## TASK INPUTS
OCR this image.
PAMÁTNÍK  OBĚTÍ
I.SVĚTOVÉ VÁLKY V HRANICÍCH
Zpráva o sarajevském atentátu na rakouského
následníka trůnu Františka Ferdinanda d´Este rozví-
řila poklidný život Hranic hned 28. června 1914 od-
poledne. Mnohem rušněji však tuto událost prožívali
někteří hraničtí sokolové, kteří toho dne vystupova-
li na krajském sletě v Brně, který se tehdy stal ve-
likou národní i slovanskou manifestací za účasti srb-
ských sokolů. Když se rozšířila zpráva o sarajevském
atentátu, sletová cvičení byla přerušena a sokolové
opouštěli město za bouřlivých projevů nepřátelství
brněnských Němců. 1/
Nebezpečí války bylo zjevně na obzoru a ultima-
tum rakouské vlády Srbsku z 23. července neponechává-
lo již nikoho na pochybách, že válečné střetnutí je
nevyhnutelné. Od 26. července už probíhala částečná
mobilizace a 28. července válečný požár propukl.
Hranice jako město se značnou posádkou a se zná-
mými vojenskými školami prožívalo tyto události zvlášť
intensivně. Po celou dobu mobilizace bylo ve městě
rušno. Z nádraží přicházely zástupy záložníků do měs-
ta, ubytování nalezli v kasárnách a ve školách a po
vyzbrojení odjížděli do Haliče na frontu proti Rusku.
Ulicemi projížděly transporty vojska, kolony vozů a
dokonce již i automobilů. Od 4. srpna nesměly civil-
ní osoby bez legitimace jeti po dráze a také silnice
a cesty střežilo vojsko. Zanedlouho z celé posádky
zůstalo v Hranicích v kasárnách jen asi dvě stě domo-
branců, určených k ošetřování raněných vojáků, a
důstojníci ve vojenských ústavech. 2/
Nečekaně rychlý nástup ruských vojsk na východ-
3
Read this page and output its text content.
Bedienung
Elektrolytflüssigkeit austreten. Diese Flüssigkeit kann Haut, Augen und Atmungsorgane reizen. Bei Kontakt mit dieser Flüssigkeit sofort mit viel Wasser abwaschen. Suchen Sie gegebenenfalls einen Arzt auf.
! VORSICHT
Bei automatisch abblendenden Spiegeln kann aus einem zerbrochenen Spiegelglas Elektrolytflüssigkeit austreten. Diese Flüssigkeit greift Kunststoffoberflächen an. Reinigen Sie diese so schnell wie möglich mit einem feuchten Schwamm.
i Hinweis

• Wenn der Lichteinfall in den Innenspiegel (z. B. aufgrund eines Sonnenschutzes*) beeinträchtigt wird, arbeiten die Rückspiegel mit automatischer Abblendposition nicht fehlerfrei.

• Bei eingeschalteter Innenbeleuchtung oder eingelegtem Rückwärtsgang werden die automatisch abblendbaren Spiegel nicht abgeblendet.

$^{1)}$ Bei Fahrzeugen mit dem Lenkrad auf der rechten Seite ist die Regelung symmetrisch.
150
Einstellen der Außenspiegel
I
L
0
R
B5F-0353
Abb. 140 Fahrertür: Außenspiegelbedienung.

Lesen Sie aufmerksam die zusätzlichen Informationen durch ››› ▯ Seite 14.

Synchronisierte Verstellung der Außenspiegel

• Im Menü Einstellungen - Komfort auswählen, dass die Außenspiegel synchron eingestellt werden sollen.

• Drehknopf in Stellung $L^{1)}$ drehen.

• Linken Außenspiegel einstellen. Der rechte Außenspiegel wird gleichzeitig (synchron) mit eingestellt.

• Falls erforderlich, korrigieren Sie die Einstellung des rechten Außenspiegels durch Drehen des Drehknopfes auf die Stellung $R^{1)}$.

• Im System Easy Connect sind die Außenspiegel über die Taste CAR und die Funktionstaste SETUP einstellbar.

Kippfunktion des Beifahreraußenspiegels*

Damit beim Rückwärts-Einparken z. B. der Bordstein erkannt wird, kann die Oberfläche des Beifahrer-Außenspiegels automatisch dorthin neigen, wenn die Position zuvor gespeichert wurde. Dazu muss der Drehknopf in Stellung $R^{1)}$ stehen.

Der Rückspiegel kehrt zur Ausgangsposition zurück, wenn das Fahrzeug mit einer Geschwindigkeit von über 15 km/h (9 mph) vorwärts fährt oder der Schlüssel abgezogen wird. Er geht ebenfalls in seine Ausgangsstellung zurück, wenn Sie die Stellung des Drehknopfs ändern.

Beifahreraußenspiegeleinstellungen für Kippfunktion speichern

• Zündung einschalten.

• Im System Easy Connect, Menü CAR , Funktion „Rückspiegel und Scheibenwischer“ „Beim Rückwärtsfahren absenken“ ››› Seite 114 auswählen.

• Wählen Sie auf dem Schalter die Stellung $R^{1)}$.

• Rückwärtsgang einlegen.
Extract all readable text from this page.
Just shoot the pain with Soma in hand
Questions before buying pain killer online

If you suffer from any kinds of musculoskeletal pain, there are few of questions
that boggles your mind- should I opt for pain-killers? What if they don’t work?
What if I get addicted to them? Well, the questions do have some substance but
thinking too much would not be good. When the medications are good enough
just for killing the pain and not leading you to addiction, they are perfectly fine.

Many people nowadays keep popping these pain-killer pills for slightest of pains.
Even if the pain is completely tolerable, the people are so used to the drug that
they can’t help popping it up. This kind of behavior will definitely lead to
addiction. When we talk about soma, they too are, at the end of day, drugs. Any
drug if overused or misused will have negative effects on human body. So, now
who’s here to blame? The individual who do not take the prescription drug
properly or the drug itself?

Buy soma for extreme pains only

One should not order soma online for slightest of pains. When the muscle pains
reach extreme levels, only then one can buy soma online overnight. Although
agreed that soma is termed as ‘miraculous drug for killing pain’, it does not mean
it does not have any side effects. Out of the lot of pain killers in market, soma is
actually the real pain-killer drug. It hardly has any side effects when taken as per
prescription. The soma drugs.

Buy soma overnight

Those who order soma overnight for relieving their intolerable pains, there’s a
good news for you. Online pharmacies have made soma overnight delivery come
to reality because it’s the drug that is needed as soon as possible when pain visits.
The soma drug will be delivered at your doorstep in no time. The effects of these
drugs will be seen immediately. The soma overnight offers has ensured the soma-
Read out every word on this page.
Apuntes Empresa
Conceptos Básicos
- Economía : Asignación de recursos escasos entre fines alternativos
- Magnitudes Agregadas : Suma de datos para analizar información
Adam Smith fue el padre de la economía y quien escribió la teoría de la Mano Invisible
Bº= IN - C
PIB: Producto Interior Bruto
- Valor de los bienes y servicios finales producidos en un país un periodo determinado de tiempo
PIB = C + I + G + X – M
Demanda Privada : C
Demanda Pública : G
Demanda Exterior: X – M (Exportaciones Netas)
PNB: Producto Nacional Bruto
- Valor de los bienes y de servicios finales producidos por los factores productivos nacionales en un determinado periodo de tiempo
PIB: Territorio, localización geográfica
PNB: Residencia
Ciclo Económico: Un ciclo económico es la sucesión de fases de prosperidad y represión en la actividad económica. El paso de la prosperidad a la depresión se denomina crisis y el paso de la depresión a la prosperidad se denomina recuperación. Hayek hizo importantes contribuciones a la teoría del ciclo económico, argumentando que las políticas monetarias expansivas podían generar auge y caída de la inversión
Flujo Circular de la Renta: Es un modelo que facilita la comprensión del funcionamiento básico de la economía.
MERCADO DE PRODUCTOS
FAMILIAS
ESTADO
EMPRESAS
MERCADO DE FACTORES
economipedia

## WHAT YOU SHOULD DO
Every line above that contains the word "durch" should be reported.

## THE ANSWER
Lesen Sie aufmerksam die zusätzlichen Informationen durch ››› ▯ Seite 14.
• Falls erforderlich, korrigieren Sie die Einstellung des rechten Außenspiegels durch Drehen des Drehknopfes auf die Stellung $R^{1)}$.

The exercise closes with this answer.